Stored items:
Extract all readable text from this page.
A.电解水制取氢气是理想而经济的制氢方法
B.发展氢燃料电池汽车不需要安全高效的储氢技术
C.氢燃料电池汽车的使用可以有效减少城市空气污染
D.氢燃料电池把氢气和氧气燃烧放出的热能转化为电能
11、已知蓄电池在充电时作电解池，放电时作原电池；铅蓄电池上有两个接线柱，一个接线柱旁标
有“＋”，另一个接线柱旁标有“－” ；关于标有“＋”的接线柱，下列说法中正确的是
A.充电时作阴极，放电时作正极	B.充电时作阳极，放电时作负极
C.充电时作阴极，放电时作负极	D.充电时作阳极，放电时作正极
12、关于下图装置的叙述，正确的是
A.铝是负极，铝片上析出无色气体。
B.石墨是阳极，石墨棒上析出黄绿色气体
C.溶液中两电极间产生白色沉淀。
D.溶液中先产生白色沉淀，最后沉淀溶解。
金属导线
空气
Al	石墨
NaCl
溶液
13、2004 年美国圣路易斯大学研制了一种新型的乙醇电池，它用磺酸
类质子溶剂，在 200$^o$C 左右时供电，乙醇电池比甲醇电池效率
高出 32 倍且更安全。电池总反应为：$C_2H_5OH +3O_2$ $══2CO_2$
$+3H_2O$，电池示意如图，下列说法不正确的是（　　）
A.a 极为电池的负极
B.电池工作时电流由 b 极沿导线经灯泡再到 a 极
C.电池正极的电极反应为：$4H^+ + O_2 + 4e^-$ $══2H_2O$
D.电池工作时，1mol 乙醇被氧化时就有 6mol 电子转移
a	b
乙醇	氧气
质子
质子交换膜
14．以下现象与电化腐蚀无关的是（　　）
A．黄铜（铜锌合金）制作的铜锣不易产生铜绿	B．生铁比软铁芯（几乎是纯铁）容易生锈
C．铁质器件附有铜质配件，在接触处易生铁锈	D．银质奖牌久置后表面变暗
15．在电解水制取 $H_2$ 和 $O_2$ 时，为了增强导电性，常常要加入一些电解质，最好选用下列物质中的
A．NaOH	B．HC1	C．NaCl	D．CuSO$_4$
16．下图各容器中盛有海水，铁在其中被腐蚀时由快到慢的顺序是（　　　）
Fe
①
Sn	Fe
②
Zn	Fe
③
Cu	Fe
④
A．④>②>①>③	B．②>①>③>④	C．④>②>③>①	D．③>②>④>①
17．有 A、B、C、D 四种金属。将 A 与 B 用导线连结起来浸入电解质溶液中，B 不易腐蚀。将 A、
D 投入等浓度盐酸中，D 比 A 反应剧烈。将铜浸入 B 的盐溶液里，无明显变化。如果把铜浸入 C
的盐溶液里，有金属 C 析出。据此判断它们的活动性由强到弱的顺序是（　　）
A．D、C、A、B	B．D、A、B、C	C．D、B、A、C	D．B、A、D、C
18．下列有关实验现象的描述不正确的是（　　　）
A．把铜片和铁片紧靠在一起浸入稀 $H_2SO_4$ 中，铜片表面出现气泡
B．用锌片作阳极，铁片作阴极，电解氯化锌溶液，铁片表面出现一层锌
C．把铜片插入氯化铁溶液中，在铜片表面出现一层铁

EXERCISE:
List the lines that contain the word "放电时作正极".

COMPLETE ANSWER:
A.充电时作阴极，放电时作正极	B.充电时作阳极，放电时作负极
C.充电时作阴极，放电时作负极	D.充电时作阳极，放电时作正极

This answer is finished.